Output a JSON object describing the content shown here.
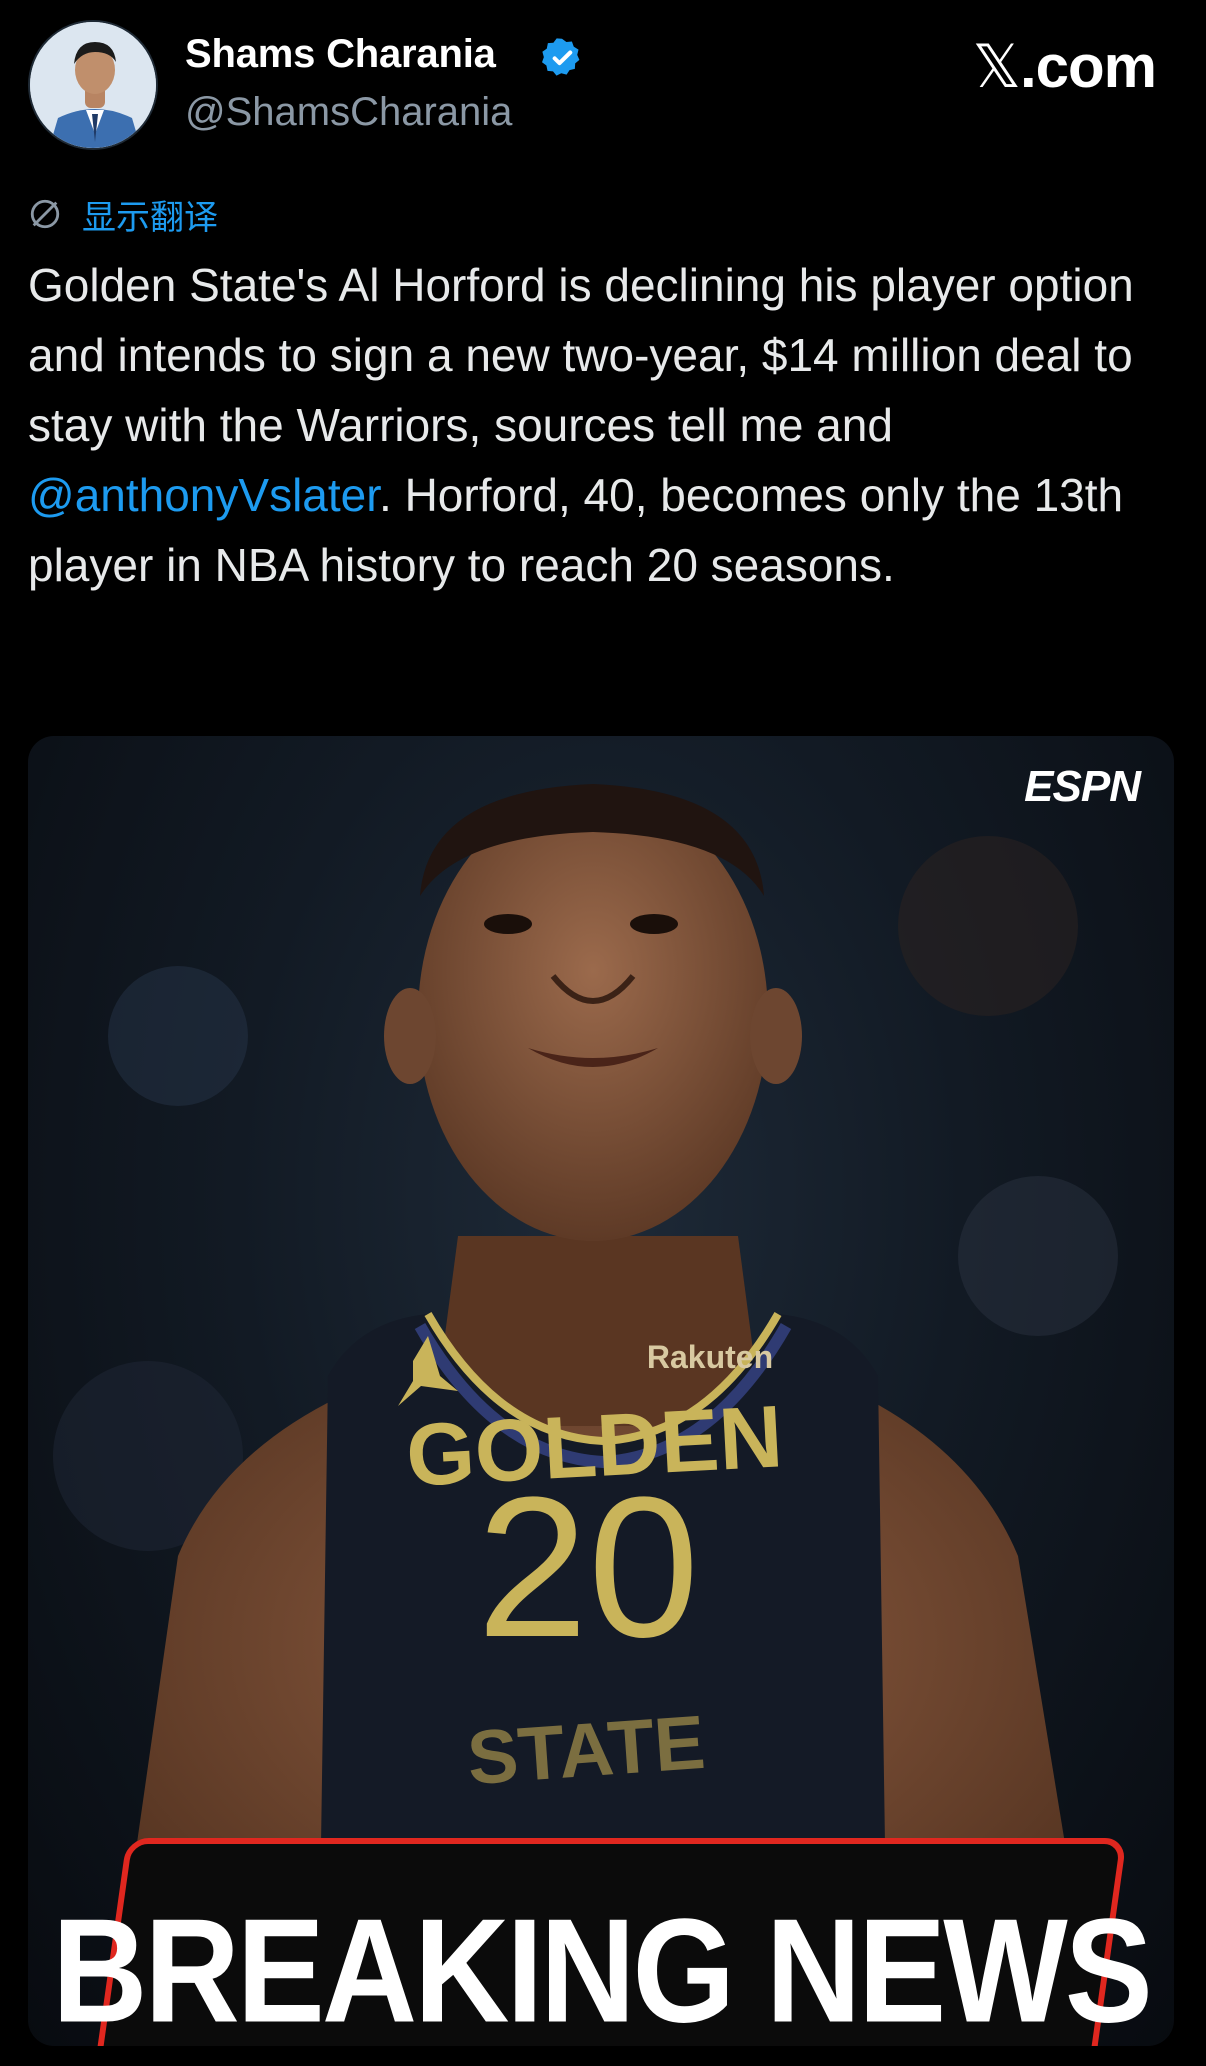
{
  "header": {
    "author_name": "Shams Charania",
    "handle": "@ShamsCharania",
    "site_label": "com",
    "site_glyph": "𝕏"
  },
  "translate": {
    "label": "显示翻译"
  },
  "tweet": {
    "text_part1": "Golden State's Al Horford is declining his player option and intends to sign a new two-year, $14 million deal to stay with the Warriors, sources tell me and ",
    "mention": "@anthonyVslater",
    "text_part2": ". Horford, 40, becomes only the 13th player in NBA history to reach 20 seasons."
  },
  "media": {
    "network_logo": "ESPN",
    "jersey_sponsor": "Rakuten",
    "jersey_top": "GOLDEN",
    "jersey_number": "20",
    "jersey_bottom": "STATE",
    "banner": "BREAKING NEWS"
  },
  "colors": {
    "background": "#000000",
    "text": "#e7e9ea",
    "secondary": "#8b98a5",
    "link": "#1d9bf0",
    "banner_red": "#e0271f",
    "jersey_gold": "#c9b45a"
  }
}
------------------------------
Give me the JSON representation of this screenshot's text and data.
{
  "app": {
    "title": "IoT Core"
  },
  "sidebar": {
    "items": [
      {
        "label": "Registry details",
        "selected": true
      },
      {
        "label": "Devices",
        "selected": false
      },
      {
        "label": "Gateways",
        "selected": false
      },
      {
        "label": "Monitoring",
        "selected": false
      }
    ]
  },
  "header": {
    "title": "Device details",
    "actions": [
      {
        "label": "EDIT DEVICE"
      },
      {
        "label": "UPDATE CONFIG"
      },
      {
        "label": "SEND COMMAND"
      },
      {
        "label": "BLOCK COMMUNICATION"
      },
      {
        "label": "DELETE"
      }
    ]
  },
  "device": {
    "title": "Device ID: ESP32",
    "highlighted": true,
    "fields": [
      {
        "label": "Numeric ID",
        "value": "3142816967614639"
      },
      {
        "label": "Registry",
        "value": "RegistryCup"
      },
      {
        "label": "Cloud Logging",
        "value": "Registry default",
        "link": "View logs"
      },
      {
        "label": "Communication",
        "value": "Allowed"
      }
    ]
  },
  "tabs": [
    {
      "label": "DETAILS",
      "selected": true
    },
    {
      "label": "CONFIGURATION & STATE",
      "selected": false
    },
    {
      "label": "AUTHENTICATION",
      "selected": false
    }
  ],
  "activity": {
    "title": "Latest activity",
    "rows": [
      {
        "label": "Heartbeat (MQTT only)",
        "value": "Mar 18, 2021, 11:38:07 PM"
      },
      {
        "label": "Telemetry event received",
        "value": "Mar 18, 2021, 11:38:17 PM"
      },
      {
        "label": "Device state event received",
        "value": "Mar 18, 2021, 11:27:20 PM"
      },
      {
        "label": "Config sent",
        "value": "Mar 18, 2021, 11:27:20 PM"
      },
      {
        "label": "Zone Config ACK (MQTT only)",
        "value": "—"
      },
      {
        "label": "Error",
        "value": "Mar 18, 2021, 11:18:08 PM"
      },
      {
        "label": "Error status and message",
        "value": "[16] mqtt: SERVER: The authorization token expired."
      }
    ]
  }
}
------------------------------
- YOUR OBJECTIVE: Scan the records above for the string "JSON", then report every line that contains it.

- FINAL RESULT:
Output a JSON object describing the content shown here.
Give me the JSON representation of this screenshot's text and data.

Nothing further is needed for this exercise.